**Task brief**
Retype each line of the material exactly, please, skipping any picture in it.

**Extracted material**
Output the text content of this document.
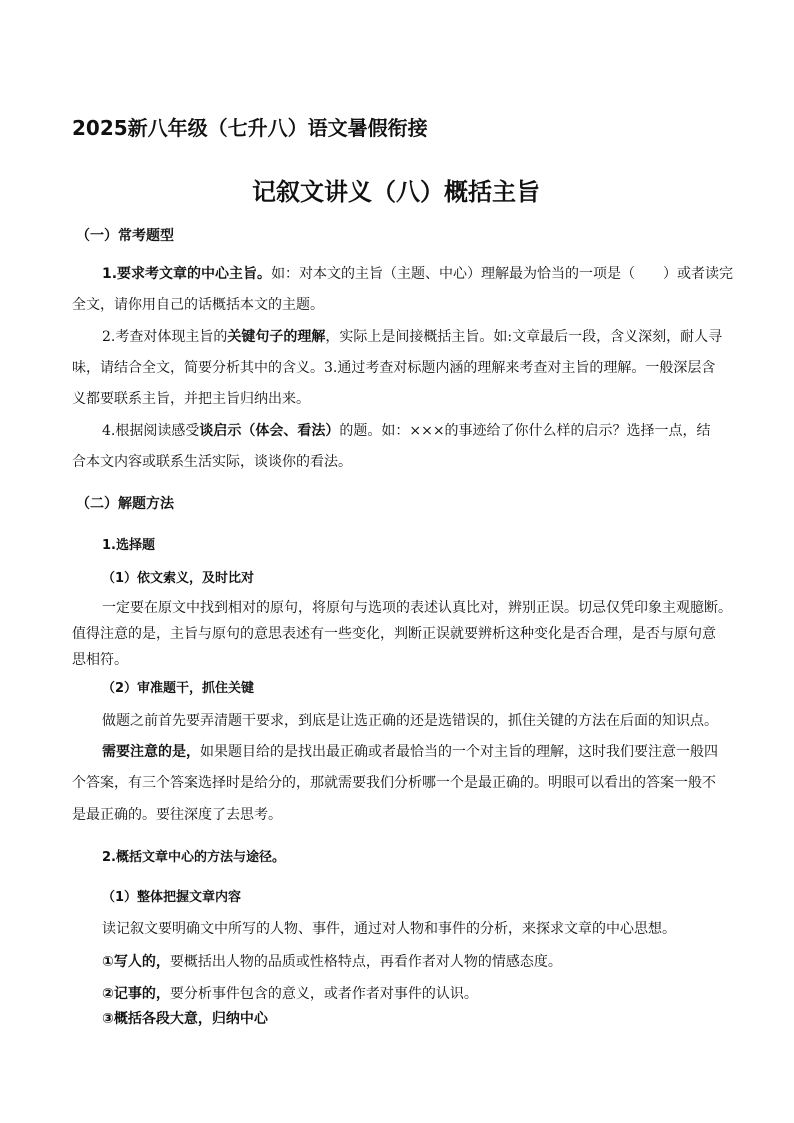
2025新八年级（七升八）语文暑假衔接
记叙文讲义（八）概括主旨
（一）常考题型
1.要求考文章的中心主旨。如：对本文的主旨（主题、中心）理解最为恰当的一项是（　　）或者读完
全文，请你用自己的话概括本文的主题。
2.考查对体现主旨的关键句子的理解，实际上是间接概括主旨。如:文章最后一段，含义深刻，耐人寻
味，请结合全文，简要分析其中的含义。3.通过考查对标题内涵的理解来考查对主旨的理解。一般深层含
义都要联系主旨，并把主旨归纳出来。
4.根据阅读感受谈启示（体会、看法）的题。如：×××的事迹给了你什么样的启示？选择一点，结
合本文内容或联系生活实际，谈谈你的看法。
（二）解题方法
1.选择题
（1）依文索义，及时比对
一定要在原文中找到相对的原句，将原句与选项的表述认真比对，辨别正误。切忌仅凭印象主观臆断。
值得注意的是，主旨与原句的意思表述有一些变化，判断正误就要辨析这种变化是否合理，是否与原句意
思相符。
（2）审准题干，抓住关键
做题之前首先要弄清题干要求，到底是让选正确的还是选错误的，抓住关键的方法在后面的知识点。
需要注意的是，如果题目给的是找出最正确或者最恰当的一个对主旨的理解，这时我们要注意一般四
个答案，有三个答案选择时是给分的，那就需要我们分析哪一个是最正确的。明眼可以看出的答案一般不
是最正确的。要往深度了去思考。
2.概括文章中心的方法与途径。
（1）整体把握文章内容
读记叙文要明确文中所写的人物、事件，通过对人物和事件的分析，来探求文章的中心思想。
①写人的，要概括出人物的品质或性格特点，再看作者对人物的情感态度。
②记事的，要分析事件包含的意义，或者作者对事件的认识。
③概括各段大意，归纳中心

**Correct result**
Output the text content of this document.
2025新八年级（七升八）语文暑假衔接
记叙文讲义（八）概括主旨
（一）常考题型
1.要求考文章的中心主旨。如：对本文的主旨（主题、中心）理解最为恰当的一项是（　　）或者读完
全文，请你用自己的话概括本文的主题。
2.考查对体现主旨的关键句子的理解，实际上是间接概括主旨。如:文章最后一段，含义深刻，耐人寻
味，请结合全文，简要分析其中的含义。3.通过考查对标题内涵的理解来考查对主旨的理解。一般深层含
义都要联系主旨，并把主旨归纳出来。
4.根据阅读感受谈启示（体会、看法）的题。如：×××的事迹给了你什么样的启示？选择一点，结
合本文内容或联系生活实际，谈谈你的看法。
（二）解题方法
1.选择题
（1）依文索义，及时比对
一定要在原文中找到相对的原句，将原句与选项的表述认真比对，辨别正误。切忌仅凭印象主观臆断。
值得注意的是，主旨与原句的意思表述有一些变化，判断正误就要辨析这种变化是否合理，是否与原句意
思相符。
（2）审准题干，抓住关键
做题之前首先要弄清题干要求，到底是让选正确的还是选错误的，抓住关键的方法在后面的知识点。
需要注意的是，如果题目给的是找出最正确或者最恰当的一个对主旨的理解，这时我们要注意一般四
个答案，有三个答案选择时是给分的，那就需要我们分析哪一个是最正确的。明眼可以看出的答案一般不
是最正确的。要往深度了去思考。
2.概括文章中心的方法与途径。
（1）整体把握文章内容
读记叙文要明确文中所写的人物、事件，通过对人物和事件的分析，来探求文章的中心思想。
①写人的，要概括出人物的品质或性格特点，再看作者对人物的情感态度。
②记事的，要分析事件包含的意义，或者作者对事件的认识。
③概括各段大意，归纳中心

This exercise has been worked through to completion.